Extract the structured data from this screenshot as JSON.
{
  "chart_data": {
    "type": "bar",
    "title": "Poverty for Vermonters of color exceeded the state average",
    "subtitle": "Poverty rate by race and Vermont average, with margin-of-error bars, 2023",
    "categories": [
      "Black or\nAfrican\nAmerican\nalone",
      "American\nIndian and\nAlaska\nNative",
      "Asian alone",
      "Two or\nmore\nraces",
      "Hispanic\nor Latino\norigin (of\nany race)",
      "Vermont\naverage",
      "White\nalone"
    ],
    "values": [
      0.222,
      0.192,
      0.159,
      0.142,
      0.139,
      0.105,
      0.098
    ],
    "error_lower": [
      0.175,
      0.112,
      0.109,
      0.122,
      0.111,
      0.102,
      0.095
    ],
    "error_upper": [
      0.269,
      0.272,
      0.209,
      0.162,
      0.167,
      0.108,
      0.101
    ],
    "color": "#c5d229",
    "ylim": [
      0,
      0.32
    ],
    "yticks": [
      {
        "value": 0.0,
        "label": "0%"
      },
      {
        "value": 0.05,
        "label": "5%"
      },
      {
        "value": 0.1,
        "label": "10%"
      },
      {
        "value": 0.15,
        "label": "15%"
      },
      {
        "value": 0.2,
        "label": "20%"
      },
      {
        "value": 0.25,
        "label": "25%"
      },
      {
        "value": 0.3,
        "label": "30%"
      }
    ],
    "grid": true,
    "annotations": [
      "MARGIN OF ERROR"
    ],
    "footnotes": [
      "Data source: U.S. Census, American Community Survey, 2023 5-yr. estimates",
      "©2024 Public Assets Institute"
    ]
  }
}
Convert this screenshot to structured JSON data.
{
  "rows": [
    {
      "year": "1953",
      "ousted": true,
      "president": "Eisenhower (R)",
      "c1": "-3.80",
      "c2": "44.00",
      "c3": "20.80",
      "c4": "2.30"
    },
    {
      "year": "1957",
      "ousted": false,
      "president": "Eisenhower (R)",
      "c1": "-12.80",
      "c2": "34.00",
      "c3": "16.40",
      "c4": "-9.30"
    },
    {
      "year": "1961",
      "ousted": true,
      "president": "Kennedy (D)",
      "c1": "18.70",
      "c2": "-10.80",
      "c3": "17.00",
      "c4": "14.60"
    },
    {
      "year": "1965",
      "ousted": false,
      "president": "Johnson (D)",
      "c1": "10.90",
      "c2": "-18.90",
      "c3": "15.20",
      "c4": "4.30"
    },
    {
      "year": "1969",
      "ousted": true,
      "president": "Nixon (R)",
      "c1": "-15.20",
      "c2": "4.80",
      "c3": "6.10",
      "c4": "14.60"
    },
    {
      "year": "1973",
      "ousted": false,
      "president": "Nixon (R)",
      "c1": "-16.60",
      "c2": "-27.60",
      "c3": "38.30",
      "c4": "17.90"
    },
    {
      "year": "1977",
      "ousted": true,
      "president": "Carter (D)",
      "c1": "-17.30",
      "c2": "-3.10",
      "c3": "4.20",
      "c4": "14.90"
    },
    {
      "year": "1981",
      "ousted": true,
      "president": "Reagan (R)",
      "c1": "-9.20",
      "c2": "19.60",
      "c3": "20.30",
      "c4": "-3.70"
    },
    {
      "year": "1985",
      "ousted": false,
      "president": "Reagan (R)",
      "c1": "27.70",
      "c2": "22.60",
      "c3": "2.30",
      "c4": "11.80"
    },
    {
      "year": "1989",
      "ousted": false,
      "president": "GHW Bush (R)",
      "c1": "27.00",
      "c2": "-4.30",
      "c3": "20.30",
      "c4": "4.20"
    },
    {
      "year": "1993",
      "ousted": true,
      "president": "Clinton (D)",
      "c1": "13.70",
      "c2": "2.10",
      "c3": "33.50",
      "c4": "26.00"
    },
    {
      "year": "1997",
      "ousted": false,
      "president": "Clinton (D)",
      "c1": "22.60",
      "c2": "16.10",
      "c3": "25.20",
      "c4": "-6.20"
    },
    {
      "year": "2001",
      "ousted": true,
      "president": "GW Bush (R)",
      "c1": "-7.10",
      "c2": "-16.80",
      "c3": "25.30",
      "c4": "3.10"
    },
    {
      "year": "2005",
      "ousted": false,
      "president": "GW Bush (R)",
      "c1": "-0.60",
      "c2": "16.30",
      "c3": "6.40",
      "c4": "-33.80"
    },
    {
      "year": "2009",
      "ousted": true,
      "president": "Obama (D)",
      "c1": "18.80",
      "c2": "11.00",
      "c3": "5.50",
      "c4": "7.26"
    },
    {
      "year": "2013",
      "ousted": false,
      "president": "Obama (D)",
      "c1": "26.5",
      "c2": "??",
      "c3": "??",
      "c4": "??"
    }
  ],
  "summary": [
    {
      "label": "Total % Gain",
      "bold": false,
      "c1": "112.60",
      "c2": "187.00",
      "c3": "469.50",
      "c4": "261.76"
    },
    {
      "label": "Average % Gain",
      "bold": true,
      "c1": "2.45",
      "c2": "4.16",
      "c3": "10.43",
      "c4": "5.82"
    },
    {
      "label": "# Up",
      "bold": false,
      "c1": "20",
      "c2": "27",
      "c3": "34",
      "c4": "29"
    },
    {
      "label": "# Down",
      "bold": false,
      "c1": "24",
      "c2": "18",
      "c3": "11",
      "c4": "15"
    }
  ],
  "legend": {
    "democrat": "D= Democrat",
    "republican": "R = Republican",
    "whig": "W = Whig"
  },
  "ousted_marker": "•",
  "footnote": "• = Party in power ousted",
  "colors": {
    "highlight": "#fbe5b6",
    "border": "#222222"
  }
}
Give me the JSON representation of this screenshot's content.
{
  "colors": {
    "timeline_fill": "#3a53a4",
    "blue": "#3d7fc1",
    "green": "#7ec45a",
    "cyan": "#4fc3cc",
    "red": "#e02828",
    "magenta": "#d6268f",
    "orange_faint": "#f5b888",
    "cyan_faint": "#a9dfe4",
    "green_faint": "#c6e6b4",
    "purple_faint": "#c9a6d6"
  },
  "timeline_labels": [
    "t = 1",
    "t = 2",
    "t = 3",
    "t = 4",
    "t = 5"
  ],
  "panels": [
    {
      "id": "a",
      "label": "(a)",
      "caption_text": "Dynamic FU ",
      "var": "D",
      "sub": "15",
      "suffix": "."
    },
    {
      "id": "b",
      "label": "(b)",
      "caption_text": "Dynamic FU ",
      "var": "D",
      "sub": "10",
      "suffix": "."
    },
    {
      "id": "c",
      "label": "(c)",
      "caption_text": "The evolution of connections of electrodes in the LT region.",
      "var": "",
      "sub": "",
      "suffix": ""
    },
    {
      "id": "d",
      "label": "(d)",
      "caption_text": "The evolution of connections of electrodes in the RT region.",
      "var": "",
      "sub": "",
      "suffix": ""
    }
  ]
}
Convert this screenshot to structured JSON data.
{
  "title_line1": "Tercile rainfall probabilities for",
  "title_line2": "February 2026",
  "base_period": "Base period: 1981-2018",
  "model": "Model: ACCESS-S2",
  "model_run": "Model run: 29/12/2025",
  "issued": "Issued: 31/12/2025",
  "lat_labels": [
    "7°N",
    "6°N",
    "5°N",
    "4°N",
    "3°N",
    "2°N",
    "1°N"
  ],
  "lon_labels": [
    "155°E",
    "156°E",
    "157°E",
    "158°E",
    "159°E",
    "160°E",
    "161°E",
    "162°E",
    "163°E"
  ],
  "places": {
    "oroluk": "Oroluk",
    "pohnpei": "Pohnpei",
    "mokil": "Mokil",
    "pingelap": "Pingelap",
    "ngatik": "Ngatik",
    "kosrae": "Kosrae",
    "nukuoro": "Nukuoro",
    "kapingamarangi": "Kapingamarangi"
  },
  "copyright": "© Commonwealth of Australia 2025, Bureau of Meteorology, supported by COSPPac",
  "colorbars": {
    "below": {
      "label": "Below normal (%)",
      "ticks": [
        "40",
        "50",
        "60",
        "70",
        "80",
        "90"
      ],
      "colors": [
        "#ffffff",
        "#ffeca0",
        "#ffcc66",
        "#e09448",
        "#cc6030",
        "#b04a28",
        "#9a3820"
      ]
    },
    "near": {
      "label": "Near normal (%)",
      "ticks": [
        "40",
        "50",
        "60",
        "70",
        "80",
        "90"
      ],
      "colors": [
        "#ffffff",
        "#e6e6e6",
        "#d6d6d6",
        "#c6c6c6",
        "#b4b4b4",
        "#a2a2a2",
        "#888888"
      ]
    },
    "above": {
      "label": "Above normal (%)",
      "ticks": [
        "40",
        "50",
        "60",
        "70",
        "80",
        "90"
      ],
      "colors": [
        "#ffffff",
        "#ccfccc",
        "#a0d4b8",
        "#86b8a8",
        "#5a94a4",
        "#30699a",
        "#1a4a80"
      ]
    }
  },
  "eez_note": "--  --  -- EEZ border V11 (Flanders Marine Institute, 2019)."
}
══════════
_Exercise task_
Scan the entries above for the word "region" and collect each line holding it.

_Complete output_
      "caption_text": "The evolution of connections of electrodes in the LT region.",
      "caption_text": "The evolution of connections of electrodes in the RT region.",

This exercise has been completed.